RECORDS FOR THE TASK

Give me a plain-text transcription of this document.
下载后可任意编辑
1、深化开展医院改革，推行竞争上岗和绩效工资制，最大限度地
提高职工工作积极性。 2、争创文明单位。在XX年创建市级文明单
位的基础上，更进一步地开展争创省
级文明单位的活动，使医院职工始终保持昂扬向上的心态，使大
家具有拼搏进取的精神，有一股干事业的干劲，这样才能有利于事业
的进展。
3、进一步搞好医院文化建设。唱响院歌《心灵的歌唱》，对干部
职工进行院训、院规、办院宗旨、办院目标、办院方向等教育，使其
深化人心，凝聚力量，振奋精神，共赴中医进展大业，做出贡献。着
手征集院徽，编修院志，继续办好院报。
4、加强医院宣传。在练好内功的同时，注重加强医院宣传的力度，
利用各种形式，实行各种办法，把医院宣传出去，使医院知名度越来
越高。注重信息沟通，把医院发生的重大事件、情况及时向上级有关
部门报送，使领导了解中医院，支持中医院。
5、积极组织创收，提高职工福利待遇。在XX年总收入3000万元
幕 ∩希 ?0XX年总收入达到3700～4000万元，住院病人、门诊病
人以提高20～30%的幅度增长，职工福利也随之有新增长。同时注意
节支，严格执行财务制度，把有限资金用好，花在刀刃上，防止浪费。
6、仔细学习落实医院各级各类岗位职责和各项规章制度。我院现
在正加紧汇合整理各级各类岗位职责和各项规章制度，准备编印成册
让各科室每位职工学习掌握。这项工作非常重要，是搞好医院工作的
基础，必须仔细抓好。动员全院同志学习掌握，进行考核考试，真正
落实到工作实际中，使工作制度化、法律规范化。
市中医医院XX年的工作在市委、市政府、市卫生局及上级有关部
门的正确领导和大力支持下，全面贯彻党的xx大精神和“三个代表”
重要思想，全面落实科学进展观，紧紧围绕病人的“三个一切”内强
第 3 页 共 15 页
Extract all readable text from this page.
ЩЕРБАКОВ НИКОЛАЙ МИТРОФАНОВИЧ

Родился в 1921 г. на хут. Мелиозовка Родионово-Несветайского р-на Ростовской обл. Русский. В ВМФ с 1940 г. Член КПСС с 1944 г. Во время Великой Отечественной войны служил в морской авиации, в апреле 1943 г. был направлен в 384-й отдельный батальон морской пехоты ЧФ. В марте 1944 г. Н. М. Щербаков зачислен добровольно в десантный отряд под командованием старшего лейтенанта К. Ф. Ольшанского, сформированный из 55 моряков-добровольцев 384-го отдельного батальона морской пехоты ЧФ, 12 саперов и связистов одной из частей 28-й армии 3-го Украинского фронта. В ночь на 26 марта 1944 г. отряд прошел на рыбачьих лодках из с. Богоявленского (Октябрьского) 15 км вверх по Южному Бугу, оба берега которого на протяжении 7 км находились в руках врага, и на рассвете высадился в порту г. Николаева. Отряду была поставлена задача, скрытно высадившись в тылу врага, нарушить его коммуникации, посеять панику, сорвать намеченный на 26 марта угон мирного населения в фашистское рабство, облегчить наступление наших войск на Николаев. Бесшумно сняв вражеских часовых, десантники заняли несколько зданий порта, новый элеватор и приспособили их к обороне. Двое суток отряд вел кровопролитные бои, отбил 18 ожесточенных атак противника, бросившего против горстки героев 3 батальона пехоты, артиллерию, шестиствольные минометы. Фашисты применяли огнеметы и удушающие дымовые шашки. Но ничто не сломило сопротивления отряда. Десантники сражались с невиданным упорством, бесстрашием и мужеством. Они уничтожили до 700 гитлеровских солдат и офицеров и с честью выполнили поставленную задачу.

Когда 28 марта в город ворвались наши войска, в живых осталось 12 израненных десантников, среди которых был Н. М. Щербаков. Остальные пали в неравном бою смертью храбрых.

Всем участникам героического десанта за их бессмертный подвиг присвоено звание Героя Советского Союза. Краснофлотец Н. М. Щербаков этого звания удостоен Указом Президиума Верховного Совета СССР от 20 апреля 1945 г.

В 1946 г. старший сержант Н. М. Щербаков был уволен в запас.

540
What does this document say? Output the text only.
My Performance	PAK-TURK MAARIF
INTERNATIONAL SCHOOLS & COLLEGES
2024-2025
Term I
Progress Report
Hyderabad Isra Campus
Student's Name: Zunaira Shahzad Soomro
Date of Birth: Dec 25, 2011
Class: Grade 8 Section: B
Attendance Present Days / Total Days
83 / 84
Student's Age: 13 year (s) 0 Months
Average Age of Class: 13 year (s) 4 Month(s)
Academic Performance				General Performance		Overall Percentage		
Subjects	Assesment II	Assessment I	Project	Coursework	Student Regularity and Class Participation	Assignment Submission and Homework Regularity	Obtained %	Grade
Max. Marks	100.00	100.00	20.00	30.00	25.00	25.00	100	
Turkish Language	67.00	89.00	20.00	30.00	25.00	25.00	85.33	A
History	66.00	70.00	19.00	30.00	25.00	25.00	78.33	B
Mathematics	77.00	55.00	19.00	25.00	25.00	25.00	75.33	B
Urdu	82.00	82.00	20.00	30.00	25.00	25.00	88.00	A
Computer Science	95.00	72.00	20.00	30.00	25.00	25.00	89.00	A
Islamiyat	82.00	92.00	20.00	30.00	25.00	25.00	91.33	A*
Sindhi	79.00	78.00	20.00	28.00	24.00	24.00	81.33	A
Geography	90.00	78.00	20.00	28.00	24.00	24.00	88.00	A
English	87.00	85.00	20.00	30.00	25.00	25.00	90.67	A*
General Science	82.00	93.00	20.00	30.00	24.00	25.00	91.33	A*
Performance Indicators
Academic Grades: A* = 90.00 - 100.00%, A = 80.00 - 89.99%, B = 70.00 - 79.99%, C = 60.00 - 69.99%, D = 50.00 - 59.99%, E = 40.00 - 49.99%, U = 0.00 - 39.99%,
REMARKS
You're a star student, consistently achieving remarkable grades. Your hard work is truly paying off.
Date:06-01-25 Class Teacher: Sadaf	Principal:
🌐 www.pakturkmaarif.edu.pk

DIRECTION
Your task is to output the full set of records exactly as presented.

ANSWER TO THE TASK
Give me a plain-text transcription of this document.
下载后可任意编辑
1、深化开展医院改革，推行竞争上岗和绩效工资制，最大限度地
提高职工工作积极性。 2、争创文明单位。在XX年创建市级文明单
位的基础上，更进一步地开展争创省
级文明单位的活动，使医院职工始终保持昂扬向上的心态，使大
家具有拼搏进取的精神，有一股干事业的干劲，这样才能有利于事业
的进展。
3、进一步搞好医院文化建设。唱响院歌《心灵的歌唱》，对干部
职工进行院训、院规、办院宗旨、办院目标、办院方向等教育，使其
深化人心，凝聚力量，振奋精神，共赴中医进展大业，做出贡献。着
手征集院徽，编修院志，继续办好院报。
4、加强医院宣传。在练好内功的同时，注重加强医院宣传的力度，
利用各种形式，实行各种办法，把医院宣传出去，使医院知名度越来
越高。注重信息沟通，把医院发生的重大事件、情况及时向上级有关
部门报送，使领导了解中医院，支持中医院。
5、积极组织创收，提高职工福利待遇。在XX年总收入3000万元
幕 ∩希 ?0XX年总收入达到3700～4000万元，住院病人、门诊病
人以提高20～30%的幅度增长，职工福利也随之有新增长。同时注意
节支，严格执行财务制度，把有限资金用好，花在刀刃上，防止浪费。
6、仔细学习落实医院各级各类岗位职责和各项规章制度。我院现
在正加紧汇合整理各级各类岗位职责和各项规章制度，准备编印成册
让各科室每位职工学习掌握。这项工作非常重要，是搞好医院工作的
基础，必须仔细抓好。动员全院同志学习掌握，进行考核考试，真正
落实到工作实际中，使工作制度化、法律规范化。
市中医医院XX年的工作在市委、市政府、市卫生局及上级有关部
门的正确领导和大力支持下，全面贯彻党的xx大精神和“三个代表”
重要思想，全面落实科学进展观，紧紧围绕病人的“三个一切”内强
第 3 页 共 15 页
Extract all readable text from this page.
ЩЕРБАКОВ НИКОЛАЙ МИТРОФАНОВИЧ

Родился в 1921 г. на хут. Мелиозовка Родионово-Несветайского р-на Ростовской обл. Русский. В ВМФ с 1940 г. Член КПСС с 1944 г. Во время Великой Отечественной войны служил в морской авиации, в апреле 1943 г. был направлен в 384-й отдельный батальон морской пехоты ЧФ. В марте 1944 г. Н. М. Щербаков зачислен добровольно в десантный отряд под командованием старшего лейтенанта К. Ф. Ольшанского, сформированный из 55 моряков-добровольцев 384-го отдельного батальона морской пехоты ЧФ, 12 саперов и связистов одной из частей 28-й армии 3-го Украинского фронта. В ночь на 26 марта 1944 г. отряд прошел на рыбачьих лодках из с. Богоявленского (Октябрьского) 15 км вверх по Южному Бугу, оба берега которого на протяжении 7 км находились в руках врага, и на рассвете высадился в порту г. Николаева. Отряду была поставлена задача, скрытно высадившись в тылу врага, нарушить его коммуникации, посеять панику, сорвать намеченный на 26 марта угон мирного населения в фашистское рабство, облегчить наступление наших войск на Николаев. Бесшумно сняв вражеских часовых, десантники заняли несколько зданий порта, новый элеватор и приспособили их к обороне. Двое суток отряд вел кровопролитные бои, отбил 18 ожесточенных атак противника, бросившего против горстки героев 3 батальона пехоты, артиллерию, шестиствольные минометы. Фашисты применяли огнеметы и удушающие дымовые шашки. Но ничто не сломило сопротивления отряда. Десантники сражались с невиданным упорством, бесстрашием и мужеством. Они уничтожили до 700 гитлеровских солдат и офицеров и с честью выполнили поставленную задачу.

Когда 28 марта в город ворвались наши войска, в живых осталось 12 израненных десантников, среди которых был Н. М. Щербаков. Остальные пали в неравном бою смертью храбрых.

Всем участникам героического десанта за их бессмертный подвиг присвоено звание Героя Советского Союза. Краснофлотец Н. М. Щербаков этого звания удостоен Указом Президиума Верховного Совета СССР от 20 апреля 1945 г.

В 1946 г. старший сержант Н. М. Щербаков был уволен в запас.

540
What does this document say? Output the text only.
My Performance	PAK-TURK MAARIF
INTERNATIONAL SCHOOLS & COLLEGES
2024-2025
Term I
Progress Report
Hyderabad Isra Campus
Student's Name: Zunaira Shahzad Soomro
Date of Birth: Dec 25, 2011
Class: Grade 8 Section: B
Attendance Present Days / Total Days
83 / 84
Student's Age: 13 year (s) 0 Months
Average Age of Class: 13 year (s) 4 Month(s)
Academic Performance				General Performance		Overall Percentage		
Subjects	Assesment II	Assessment I	Project	Coursework	Student Regularity and Class Participation	Assignment Submission and Homework Regularity	Obtained %	Grade
Max. Marks	100.00	100.00	20.00	30.00	25.00	25.00	100	
Turkish Language	67.00	89.00	20.00	30.00	25.00	25.00	85.33	A
History	66.00	70.00	19.00	30.00	25.00	25.00	78.33	B
Mathematics	77.00	55.00	19.00	25.00	25.00	25.00	75.33	B
Urdu	82.00	82.00	20.00	30.00	25.00	25.00	88.00	A
Computer Science	95.00	72.00	20.00	30.00	25.00	25.00	89.00	A
Islamiyat	82.00	92.00	20.00	30.00	25.00	25.00	91.33	A*
Sindhi	79.00	78.00	20.00	28.00	24.00	24.00	81.33	A
Geography	90.00	78.00	20.00	28.00	24.00	24.00	88.00	A
English	87.00	85.00	20.00	30.00	25.00	25.00	90.67	A*
General Science	82.00	93.00	20.00	30.00	24.00	25.00	91.33	A*
Performance Indicators
Academic Grades: A* = 90.00 - 100.00%, A = 80.00 - 89.99%, B = 70.00 - 79.99%, C = 60.00 - 69.99%, D = 50.00 - 59.99%, E = 40.00 - 49.99%, U = 0.00 - 39.99%,
REMARKS
You're a star student, consistently achieving remarkable grades. Your hard work is truly paying off.
Date:06-01-25 Class Teacher: Sadaf	Principal:
🌐 www.pakturkmaarif.edu.pk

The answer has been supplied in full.